What needs to be done>
Will you print the material below without altering a single character?

Input data>
================================

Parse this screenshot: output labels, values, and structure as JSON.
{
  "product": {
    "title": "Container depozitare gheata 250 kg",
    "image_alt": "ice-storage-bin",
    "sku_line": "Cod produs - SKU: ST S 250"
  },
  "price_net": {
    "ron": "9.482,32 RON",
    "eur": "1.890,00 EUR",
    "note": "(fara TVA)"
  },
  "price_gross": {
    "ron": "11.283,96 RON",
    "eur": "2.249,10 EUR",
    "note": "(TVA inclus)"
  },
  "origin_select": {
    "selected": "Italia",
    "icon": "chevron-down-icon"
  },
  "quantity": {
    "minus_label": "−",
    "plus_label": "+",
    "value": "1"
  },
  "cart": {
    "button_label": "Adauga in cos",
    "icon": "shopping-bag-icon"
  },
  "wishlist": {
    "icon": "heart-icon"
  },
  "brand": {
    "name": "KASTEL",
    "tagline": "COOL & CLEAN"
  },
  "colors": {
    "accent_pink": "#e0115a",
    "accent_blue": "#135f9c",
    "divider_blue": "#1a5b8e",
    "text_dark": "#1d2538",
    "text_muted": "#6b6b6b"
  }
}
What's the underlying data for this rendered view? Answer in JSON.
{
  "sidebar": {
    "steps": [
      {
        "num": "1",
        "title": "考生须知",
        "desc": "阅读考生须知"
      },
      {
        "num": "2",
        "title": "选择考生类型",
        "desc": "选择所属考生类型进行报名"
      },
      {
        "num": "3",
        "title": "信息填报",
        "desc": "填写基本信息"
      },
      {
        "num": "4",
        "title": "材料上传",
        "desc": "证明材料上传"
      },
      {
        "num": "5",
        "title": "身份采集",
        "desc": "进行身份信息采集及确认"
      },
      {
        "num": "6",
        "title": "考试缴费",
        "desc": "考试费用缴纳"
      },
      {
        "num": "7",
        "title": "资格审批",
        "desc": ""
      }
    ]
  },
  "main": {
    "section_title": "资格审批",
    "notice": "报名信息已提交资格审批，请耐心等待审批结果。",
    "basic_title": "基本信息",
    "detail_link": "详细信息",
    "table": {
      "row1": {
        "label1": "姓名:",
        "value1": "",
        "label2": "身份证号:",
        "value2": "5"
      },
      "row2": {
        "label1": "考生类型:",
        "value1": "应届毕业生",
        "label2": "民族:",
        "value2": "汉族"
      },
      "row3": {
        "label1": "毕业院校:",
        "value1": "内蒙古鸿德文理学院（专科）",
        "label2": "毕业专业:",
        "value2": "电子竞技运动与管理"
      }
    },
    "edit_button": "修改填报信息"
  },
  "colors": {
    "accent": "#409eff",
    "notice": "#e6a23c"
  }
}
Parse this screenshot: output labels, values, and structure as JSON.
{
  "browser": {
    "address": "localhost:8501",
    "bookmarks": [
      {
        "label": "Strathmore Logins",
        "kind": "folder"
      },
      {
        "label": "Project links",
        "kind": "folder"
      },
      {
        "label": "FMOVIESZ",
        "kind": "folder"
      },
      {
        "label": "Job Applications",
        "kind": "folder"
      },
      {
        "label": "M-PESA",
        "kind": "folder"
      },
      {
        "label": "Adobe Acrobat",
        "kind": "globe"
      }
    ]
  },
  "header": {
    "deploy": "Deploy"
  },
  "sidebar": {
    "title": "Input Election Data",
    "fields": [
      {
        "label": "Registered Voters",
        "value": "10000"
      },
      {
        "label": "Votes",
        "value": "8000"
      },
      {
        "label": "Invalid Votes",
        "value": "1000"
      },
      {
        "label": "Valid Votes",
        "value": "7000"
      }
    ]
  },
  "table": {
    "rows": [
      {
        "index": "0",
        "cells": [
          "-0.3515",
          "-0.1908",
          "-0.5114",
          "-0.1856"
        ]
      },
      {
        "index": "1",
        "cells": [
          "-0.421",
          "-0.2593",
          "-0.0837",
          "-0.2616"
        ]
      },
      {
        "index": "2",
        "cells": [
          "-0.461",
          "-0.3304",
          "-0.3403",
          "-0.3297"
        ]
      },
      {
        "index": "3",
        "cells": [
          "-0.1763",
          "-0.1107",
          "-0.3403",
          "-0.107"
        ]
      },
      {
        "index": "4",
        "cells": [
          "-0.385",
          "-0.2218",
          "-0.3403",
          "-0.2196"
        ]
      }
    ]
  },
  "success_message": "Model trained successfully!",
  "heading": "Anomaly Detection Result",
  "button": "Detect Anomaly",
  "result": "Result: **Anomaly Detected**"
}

================================

Result for this task>
Parse this screenshot: output labels, values, and structure as JSON.
{
  "product": {
    "title": "Container depozitare gheata 250 kg",
    "image_alt": "ice-storage-bin",
    "sku_line": "Cod produs - SKU: ST S 250"
  },
  "price_net": {
    "ron": "9.482,32 RON",
    "eur": "1.890,00 EUR",
    "note": "(fara TVA)"
  },
  "price_gross": {
    "ron": "11.283,96 RON",
    "eur": "2.249,10 EUR",
    "note": "(TVA inclus)"
  },
  "origin_select": {
    "selected": "Italia",
    "icon": "chevron-down-icon"
  },
  "quantity": {
    "minus_label": "−",
    "plus_label": "+",
    "value": "1"
  },
  "cart": {
    "button_label": "Adauga in cos",
    "icon": "shopping-bag-icon"
  },
  "wishlist": {
    "icon": "heart-icon"
  },
  "brand": {
    "name": "KASTEL",
    "tagline": "COOL & CLEAN"
  },
  "colors": {
    "accent_pink": "#e0115a",
    "accent_blue": "#135f9c",
    "divider_blue": "#1a5b8e",
    "text_dark": "#1d2538",
    "text_muted": "#6b6b6b"
  }
}
What's the underlying data for this rendered view? Answer in JSON.
{
  "sidebar": {
    "steps": [
      {
        "num": "1",
        "title": "考生须知",
        "desc": "阅读考生须知"
      },
      {
        "num": "2",
        "title": "选择考生类型",
        "desc": "选择所属考生类型进行报名"
      },
      {
        "num": "3",
        "title": "信息填报",
        "desc": "填写基本信息"
      },
      {
        "num": "4",
        "title": "材料上传",
        "desc": "证明材料上传"
      },
      {
        "num": "5",
        "title": "身份采集",
        "desc": "进行身份信息采集及确认"
      },
      {
        "num": "6",
        "title": "考试缴费",
        "desc": "考试费用缴纳"
      },
      {
        "num": "7",
        "title": "资格审批",
        "desc": ""
      }
    ]
  },
  "main": {
    "section_title": "资格审批",
    "notice": "报名信息已提交资格审批，请耐心等待审批结果。",
    "basic_title": "基本信息",
    "detail_link": "详细信息",
    "table": {
      "row1": {
        "label1": "姓名:",
        "value1": "",
        "label2": "身份证号:",
        "value2": "5"
      },
      "row2": {
        "label1": "考生类型:",
        "value1": "应届毕业生",
        "label2": "民族:",
        "value2": "汉族"
      },
      "row3": {
        "label1": "毕业院校:",
        "value1": "内蒙古鸿德文理学院（专科）",
        "label2": "毕业专业:",
        "value2": "电子竞技运动与管理"
      }
    },
    "edit_button": "修改填报信息"
  },
  "colors": {
    "accent": "#409eff",
    "notice": "#e6a23c"
  }
}
Parse this screenshot: output labels, values, and structure as JSON.
{
  "browser": {
    "address": "localhost:8501",
    "bookmarks": [
      {
        "label": "Strathmore Logins",
        "kind": "folder"
      },
      {
        "label": "Project links",
        "kind": "folder"
      },
      {
        "label": "FMOVIESZ",
        "kind": "folder"
      },
      {
        "label": "Job Applications",
        "kind": "folder"
      },
      {
        "label": "M-PESA",
        "kind": "folder"
      },
      {
        "label": "Adobe Acrobat",
        "kind": "globe"
      }
    ]
  },
  "header": {
    "deploy": "Deploy"
  },
  "sidebar": {
    "title": "Input Election Data",
    "fields": [
      {
        "label": "Registered Voters",
        "value": "10000"
      },
      {
        "label": "Votes",
        "value": "8000"
      },
      {
        "label": "Invalid Votes",
        "value": "1000"
      },
      {
        "label": "Valid Votes",
        "value": "7000"
      }
    ]
  },
  "table": {
    "rows": [
      {
        "index": "0",
        "cells": [
          "-0.3515",
          "-0.1908",
          "-0.5114",
          "-0.1856"
        ]
      },
      {
        "index": "1",
        "cells": [
          "-0.421",
          "-0.2593",
          "-0.0837",
          "-0.2616"
        ]
      },
      {
        "index": "2",
        "cells": [
          "-0.461",
          "-0.3304",
          "-0.3403",
          "-0.3297"
        ]
      },
      {
        "index": "3",
        "cells": [
          "-0.1763",
          "-0.1107",
          "-0.3403",
          "-0.107"
        ]
      },
      {
        "index": "4",
        "cells": [
          "-0.385",
          "-0.2218",
          "-0.3403",
          "-0.2196"
        ]
      }
    ]
  },
  "success_message": "Model trained successfully!",
  "heading": "Anomaly Detection Result",
  "button": "Detect Anomaly",
  "result": "Result: **Anomaly Detected**"
}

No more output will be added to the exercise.